**PROBLEM REQUIREMENTS**
Examine each line of the data. Copy those that contain the string "Sequence".

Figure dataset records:

☆ ☆ ☆ ☆ ☆

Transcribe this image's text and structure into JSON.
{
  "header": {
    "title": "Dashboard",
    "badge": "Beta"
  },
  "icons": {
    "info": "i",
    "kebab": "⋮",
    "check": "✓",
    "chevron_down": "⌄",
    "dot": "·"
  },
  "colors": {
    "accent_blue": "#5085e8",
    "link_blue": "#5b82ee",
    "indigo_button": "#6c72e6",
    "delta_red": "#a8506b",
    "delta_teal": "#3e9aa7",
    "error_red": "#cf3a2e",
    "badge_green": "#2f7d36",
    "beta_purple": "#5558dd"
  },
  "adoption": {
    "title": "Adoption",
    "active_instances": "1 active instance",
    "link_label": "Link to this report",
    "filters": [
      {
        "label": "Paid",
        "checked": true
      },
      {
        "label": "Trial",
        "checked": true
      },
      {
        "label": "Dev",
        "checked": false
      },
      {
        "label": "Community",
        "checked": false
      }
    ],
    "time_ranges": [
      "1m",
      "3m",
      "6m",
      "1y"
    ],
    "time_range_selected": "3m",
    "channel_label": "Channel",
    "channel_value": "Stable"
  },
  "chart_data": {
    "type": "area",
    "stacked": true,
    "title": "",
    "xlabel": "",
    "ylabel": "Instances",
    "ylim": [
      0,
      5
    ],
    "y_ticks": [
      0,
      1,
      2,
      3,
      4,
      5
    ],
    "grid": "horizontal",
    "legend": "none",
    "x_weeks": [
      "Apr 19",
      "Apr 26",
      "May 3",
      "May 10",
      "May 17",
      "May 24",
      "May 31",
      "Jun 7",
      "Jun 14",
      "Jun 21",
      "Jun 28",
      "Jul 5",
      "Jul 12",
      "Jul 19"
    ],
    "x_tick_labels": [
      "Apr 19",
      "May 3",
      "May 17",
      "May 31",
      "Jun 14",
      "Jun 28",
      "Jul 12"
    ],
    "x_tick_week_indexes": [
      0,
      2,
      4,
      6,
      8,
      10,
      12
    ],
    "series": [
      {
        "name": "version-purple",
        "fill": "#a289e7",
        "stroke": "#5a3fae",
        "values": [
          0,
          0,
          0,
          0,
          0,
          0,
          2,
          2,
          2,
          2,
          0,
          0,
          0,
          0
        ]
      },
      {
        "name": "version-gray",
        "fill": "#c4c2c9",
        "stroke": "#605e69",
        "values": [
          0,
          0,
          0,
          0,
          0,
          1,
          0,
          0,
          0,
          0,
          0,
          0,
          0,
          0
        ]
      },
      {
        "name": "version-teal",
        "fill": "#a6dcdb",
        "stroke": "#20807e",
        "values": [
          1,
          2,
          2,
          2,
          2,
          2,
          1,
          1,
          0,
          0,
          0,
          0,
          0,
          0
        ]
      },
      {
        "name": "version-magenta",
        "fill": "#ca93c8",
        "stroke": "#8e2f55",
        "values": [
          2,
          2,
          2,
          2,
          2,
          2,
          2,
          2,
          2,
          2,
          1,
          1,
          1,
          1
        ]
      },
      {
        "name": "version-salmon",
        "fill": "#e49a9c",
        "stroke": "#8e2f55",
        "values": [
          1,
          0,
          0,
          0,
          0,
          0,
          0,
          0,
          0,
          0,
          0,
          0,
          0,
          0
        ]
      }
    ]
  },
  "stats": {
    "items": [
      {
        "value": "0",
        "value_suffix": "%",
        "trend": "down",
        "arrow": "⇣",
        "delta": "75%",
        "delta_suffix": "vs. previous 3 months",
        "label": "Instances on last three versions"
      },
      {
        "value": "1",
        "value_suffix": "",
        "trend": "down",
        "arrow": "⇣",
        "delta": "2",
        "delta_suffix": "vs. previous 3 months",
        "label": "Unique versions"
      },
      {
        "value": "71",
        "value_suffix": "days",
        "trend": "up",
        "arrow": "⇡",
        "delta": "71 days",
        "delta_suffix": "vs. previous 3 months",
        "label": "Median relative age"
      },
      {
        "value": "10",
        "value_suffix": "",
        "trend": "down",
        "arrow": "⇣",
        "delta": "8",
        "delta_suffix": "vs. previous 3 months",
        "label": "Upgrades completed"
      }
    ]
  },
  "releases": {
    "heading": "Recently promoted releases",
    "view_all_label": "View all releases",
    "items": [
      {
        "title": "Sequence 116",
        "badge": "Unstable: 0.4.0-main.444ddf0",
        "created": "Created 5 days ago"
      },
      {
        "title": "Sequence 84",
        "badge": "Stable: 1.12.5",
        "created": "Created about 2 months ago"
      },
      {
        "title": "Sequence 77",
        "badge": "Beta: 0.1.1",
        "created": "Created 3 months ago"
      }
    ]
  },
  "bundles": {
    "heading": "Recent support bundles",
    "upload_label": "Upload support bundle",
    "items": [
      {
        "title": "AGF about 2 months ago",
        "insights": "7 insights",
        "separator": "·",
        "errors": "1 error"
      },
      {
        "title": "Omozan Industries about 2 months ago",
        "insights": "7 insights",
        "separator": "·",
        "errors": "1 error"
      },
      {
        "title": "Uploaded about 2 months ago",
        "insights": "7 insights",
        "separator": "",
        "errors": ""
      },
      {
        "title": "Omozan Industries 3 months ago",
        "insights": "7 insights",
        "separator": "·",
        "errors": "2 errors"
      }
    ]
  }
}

☆ ☆ ☆ ☆ ☆

**OUTPUT OF THE TASK**
        "title": "Sequence 116",
        "title": "Sequence 84",
        "title": "Sequence 77",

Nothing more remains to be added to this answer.